- [Set task]: Which rows below contain the string "search", with case counting? Collect and copy each of those rows.

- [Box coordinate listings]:

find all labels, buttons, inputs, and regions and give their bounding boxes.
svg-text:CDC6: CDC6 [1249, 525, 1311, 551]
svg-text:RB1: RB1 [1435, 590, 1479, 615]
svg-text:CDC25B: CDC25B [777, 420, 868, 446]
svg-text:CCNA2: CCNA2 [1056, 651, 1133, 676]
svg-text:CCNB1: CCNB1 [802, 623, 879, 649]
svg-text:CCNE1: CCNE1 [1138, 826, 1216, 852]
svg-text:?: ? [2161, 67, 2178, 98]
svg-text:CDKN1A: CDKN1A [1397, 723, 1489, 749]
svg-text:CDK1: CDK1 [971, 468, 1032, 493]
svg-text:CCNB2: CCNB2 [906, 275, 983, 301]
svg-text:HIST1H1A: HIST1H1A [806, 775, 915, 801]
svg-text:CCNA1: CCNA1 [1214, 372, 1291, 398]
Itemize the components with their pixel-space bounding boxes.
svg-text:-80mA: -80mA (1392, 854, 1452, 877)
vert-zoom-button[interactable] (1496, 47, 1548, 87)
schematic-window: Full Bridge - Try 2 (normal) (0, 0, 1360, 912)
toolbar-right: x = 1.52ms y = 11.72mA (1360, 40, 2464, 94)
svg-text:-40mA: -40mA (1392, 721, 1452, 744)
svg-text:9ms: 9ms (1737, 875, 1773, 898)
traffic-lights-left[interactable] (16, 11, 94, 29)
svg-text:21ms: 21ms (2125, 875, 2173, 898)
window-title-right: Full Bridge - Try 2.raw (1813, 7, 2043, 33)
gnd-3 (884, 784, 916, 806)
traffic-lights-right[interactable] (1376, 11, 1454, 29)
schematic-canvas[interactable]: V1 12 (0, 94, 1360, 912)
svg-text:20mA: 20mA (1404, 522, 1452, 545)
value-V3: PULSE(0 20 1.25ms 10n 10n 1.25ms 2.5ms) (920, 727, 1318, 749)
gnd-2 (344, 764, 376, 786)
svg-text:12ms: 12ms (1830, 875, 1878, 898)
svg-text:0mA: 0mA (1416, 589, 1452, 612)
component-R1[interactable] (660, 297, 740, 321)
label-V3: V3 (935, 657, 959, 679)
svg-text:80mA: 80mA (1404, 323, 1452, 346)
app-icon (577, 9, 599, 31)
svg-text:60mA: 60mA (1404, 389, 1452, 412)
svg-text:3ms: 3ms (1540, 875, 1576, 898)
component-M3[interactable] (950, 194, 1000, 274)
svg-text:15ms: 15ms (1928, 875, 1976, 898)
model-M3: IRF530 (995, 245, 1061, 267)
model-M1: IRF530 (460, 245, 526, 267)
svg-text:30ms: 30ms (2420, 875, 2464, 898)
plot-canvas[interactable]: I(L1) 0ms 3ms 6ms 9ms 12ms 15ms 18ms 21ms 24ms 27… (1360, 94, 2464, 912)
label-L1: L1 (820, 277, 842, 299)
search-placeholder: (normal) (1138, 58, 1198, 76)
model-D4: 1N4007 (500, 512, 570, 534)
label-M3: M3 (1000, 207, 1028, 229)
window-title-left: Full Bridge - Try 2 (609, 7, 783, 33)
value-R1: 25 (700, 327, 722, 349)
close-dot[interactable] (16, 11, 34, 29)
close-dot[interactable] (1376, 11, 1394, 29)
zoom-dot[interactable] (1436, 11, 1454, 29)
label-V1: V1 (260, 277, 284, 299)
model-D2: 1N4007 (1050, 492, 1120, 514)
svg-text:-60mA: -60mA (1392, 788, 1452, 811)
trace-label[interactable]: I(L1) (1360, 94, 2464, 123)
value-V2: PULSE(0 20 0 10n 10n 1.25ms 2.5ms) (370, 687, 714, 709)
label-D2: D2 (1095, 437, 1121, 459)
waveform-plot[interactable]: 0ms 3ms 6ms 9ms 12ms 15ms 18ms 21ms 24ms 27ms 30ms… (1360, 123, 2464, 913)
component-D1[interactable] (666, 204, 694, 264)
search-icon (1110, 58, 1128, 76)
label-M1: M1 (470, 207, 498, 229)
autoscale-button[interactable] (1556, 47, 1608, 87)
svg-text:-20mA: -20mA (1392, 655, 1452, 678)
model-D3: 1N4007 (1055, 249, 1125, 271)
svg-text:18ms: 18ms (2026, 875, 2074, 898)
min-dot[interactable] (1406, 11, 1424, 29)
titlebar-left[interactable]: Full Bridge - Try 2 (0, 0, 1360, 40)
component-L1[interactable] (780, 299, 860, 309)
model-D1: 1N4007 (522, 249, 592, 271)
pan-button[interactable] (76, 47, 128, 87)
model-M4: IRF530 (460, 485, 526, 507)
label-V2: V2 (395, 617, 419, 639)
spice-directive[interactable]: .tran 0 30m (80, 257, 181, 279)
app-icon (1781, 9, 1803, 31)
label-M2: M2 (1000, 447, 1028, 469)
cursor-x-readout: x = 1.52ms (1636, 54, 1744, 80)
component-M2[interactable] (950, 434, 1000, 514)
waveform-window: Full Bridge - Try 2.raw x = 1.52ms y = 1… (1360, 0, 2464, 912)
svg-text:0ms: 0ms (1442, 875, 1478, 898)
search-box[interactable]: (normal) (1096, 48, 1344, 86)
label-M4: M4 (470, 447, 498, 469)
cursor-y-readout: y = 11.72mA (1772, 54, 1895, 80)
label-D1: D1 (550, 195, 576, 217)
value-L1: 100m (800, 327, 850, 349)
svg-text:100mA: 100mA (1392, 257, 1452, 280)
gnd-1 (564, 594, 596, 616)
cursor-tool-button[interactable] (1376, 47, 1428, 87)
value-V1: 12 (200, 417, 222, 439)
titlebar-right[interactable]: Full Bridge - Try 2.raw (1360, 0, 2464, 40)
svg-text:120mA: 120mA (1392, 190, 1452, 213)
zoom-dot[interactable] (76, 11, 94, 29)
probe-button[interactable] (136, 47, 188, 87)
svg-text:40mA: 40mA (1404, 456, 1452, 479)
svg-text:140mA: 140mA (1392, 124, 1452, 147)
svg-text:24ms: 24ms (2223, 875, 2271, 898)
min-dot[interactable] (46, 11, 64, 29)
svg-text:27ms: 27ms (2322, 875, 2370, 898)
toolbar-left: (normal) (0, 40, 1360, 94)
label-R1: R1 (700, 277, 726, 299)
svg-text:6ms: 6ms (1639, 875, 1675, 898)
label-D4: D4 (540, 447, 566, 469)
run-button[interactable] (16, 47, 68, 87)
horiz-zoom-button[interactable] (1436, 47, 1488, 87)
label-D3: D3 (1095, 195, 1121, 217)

- [Final result]:
search-placeholder: (normal) (1138, 58, 1198, 76)
search-icon (1110, 58, 1128, 76)
search-box[interactable]: (normal) (1096, 48, 1344, 86)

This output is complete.